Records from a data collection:
--------------------------------

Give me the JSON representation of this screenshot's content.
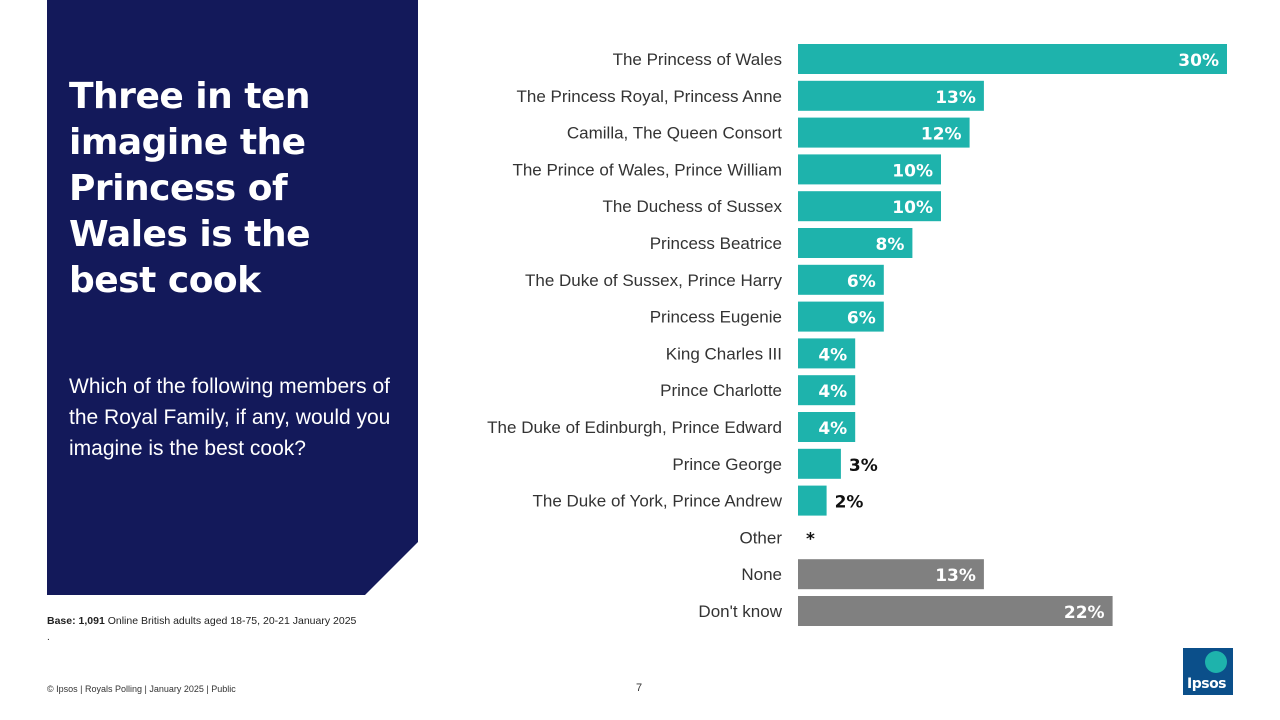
{
  "panel": {
    "headline": "Three in ten imagine the Princess of Wales is the best cook",
    "question": "Which of the following members of the Royal Family, if any, would you imagine is the best cook?"
  },
  "base": {
    "label": "Base: 1,091",
    "text": " Online British adults aged 18-75, 20-21 January 2025",
    "dot": "."
  },
  "footer": {
    "text": "© Ipsos | Royals Polling | January 2025 | Public",
    "page_number": "7"
  },
  "logo": {
    "text": "Ipsos"
  },
  "colors": {
    "panel": "#13195a",
    "teal": "#1eb3ac",
    "grey": "#808080"
  },
  "chart_data": {
    "type": "bar",
    "orientation": "horizontal",
    "categories": [
      "The Princess of Wales",
      "The Princess Royal, Princess Anne",
      "Camilla, The Queen Consort",
      "The Prince of Wales, Prince William",
      "The Duchess of Sussex",
      "Princess Beatrice",
      "The Duke of Sussex, Prince Harry",
      "Princess Eugenie",
      "King Charles III",
      "Prince Charlotte",
      "The Duke of Edinburgh, Prince Edward",
      "Prince George",
      "The Duke of York, Prince Andrew",
      "Other",
      "None",
      "Don't know"
    ],
    "values": [
      30,
      13,
      12,
      10,
      10,
      8,
      6,
      6,
      4,
      4,
      4,
      3,
      2,
      0,
      13,
      22
    ],
    "labels": [
      "30%",
      "13%",
      "12%",
      "10%",
      "10%",
      "8%",
      "6%",
      "6%",
      "4%",
      "4%",
      "4%",
      "3%",
      "2%",
      "*",
      "13%",
      "22%"
    ],
    "bar_colors": [
      "teal",
      "teal",
      "teal",
      "teal",
      "teal",
      "teal",
      "teal",
      "teal",
      "teal",
      "teal",
      "teal",
      "teal",
      "teal",
      "teal",
      "grey",
      "grey"
    ],
    "unit": "%",
    "xlim": [
      0,
      30
    ]
  }
}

--------------------------------

#### Required work:
Scan the records above and report how many lines include the word "Princess", without any other text.

#### Final result:
5